§ **WHAT YOU SHOULD DO**
In the material below, find each line holding the string "color" and copy it.

## BEGIN

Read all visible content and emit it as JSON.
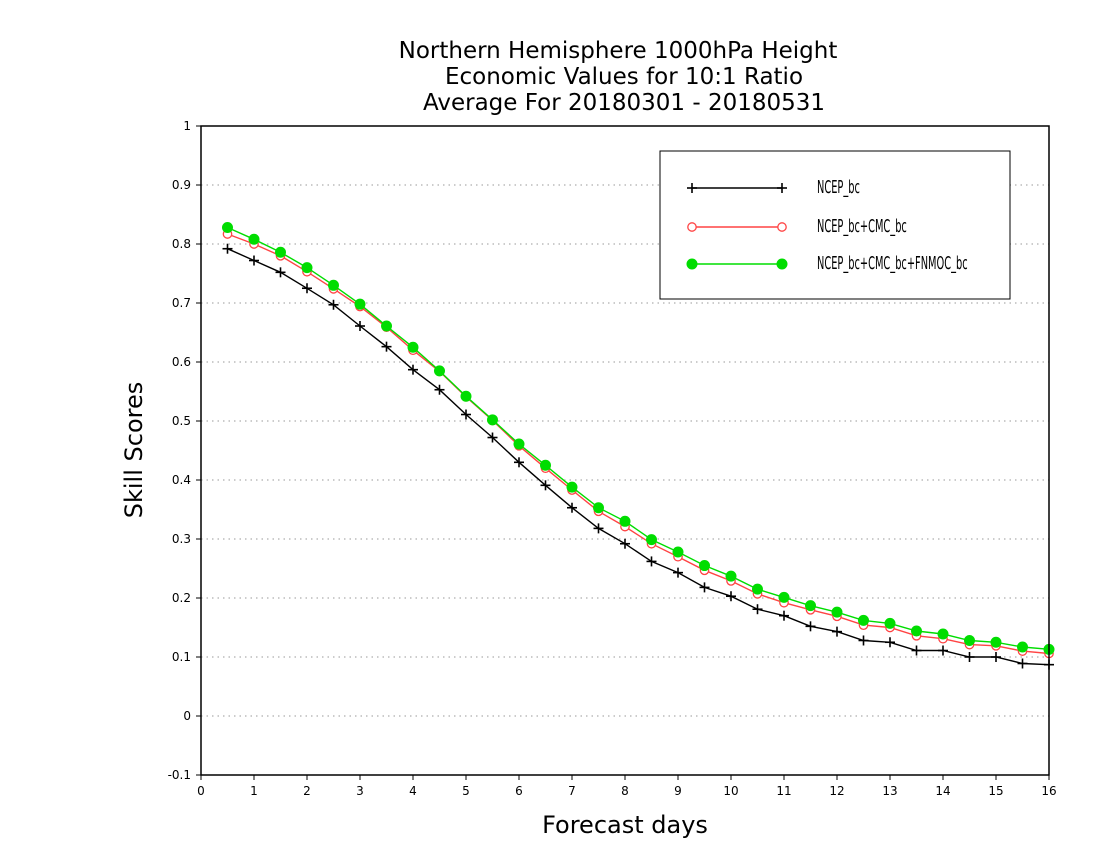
{
  "chart_data": {
    "type": "line",
    "title": [
      "Northern Hemisphere 1000hPa Height",
      "Economic Values for 10:1 Ratio",
      "Average For 20180301 - 20180531"
    ],
    "xlabel": "Forecast days",
    "ylabel": "Skill Scores",
    "xlim": [
      0,
      16
    ],
    "ylim": [
      -0.1,
      1
    ],
    "x_ticks": [
      "0",
      "1",
      "2",
      "3",
      "4",
      "5",
      "6",
      "7",
      "8",
      "9",
      "10",
      "11",
      "12",
      "13",
      "14",
      "15",
      "16"
    ],
    "y_ticks": [
      "-0.1",
      "0",
      "0.1",
      "0.2",
      "0.3",
      "0.4",
      "0.5",
      "0.6",
      "0.7",
      "0.8",
      "0.9",
      "1"
    ],
    "grid": "horizontal dotted",
    "legend_position": "top-right",
    "x": [
      0.5,
      1,
      1.5,
      2,
      2.5,
      3,
      3.5,
      4,
      4.5,
      5,
      5.5,
      6,
      6.5,
      7,
      7.5,
      8,
      8.5,
      9,
      9.5,
      10,
      10.5,
      11,
      11.5,
      12,
      12.5,
      13,
      13.5,
      14,
      14.5,
      15,
      15.5,
      16
    ],
    "series": [
      {
        "name": "NCEP_bc",
        "color": "#000000",
        "marker": "plus",
        "values": [
          0.792,
          0.772,
          0.752,
          0.725,
          0.697,
          0.661,
          0.626,
          0.587,
          0.553,
          0.511,
          0.472,
          0.43,
          0.391,
          0.353,
          0.318,
          0.292,
          0.262,
          0.243,
          0.218,
          0.203,
          0.181,
          0.17,
          0.152,
          0.143,
          0.128,
          0.125,
          0.111,
          0.111,
          0.1,
          0.1,
          0.089,
          0.087
        ]
      },
      {
        "name": "NCEP_bc+CMC_bc",
        "color": "#ff4444",
        "marker": "open-circle",
        "values": [
          0.817,
          0.8,
          0.78,
          0.753,
          0.724,
          0.694,
          0.659,
          0.62,
          0.584,
          0.541,
          0.501,
          0.458,
          0.42,
          0.383,
          0.347,
          0.321,
          0.292,
          0.27,
          0.247,
          0.229,
          0.207,
          0.192,
          0.18,
          0.169,
          0.154,
          0.15,
          0.136,
          0.131,
          0.121,
          0.119,
          0.11,
          0.106
        ]
      },
      {
        "name": "NCEP_bc+CMC_bc+FNMOC_bc",
        "color": "#00dd00",
        "marker": "filled-circle",
        "values": [
          0.828,
          0.808,
          0.786,
          0.76,
          0.73,
          0.698,
          0.661,
          0.625,
          0.585,
          0.542,
          0.502,
          0.461,
          0.425,
          0.388,
          0.353,
          0.33,
          0.299,
          0.278,
          0.255,
          0.237,
          0.215,
          0.201,
          0.187,
          0.176,
          0.162,
          0.157,
          0.144,
          0.139,
          0.128,
          0.125,
          0.117,
          0.113
        ]
      }
    ]
  }
}
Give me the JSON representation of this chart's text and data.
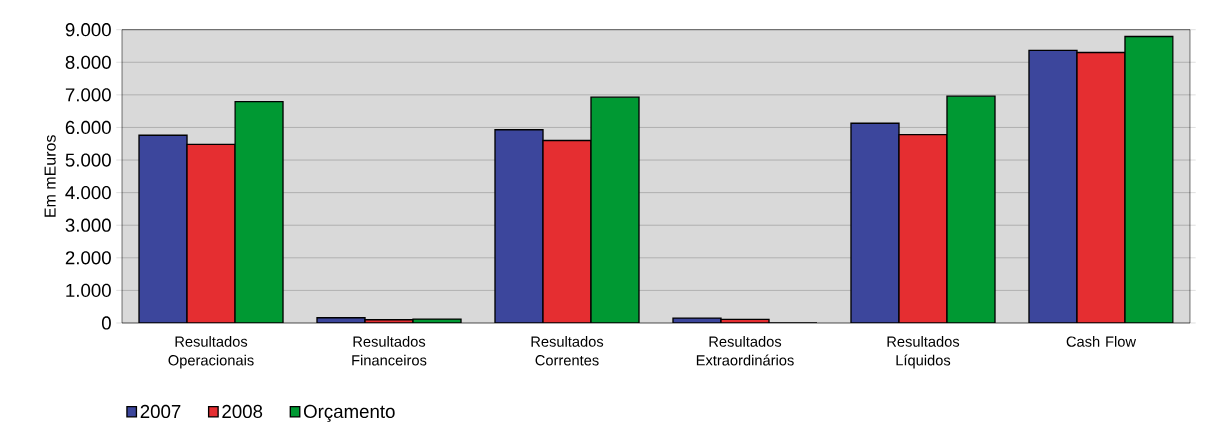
{
  "chart_data": {
    "type": "bar",
    "ylabel": "Em mEuros",
    "categories": [
      "Resultados Operacionais",
      "Resultados Financeiros",
      "Resultados Correntes",
      "Resultados Extraordinários",
      "Resultados Líquidos",
      "Cash Flow"
    ],
    "series": [
      {
        "name": "2007",
        "color": "#3c469c",
        "values": [
          5760,
          160,
          5930,
          150,
          6130,
          8370
        ]
      },
      {
        "name": "2008",
        "color": "#e52e31",
        "values": [
          5480,
          100,
          5600,
          110,
          5780,
          8300
        ]
      },
      {
        "name": "Orçamento",
        "color": "#009933",
        "values": [
          6790,
          120,
          6930,
          0,
          6960,
          8790
        ]
      }
    ],
    "ylim": [
      0,
      9000
    ],
    "yticks": [
      {
        "value": 0,
        "label": "0"
      },
      {
        "value": 1000,
        "label": "1.000"
      },
      {
        "value": 2000,
        "label": "2.000"
      },
      {
        "value": 3000,
        "label": "3.000"
      },
      {
        "value": 4000,
        "label": "4.000"
      },
      {
        "value": 5000,
        "label": "5.000"
      },
      {
        "value": 6000,
        "label": "6.000"
      },
      {
        "value": 7000,
        "label": "7.000"
      },
      {
        "value": 8000,
        "label": "8.000"
      },
      {
        "value": 9000,
        "label": "9.000"
      }
    ],
    "grid": "y",
    "legend": "bottom left"
  }
}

## END

§ **WRITTEN RESPONSE**
        "color": "#000000",
        "color": "#ff4444",
        "color": "#00dd00",
        "color": "#3c469c",
        "color": "#e52e31",
        "color": "#009933",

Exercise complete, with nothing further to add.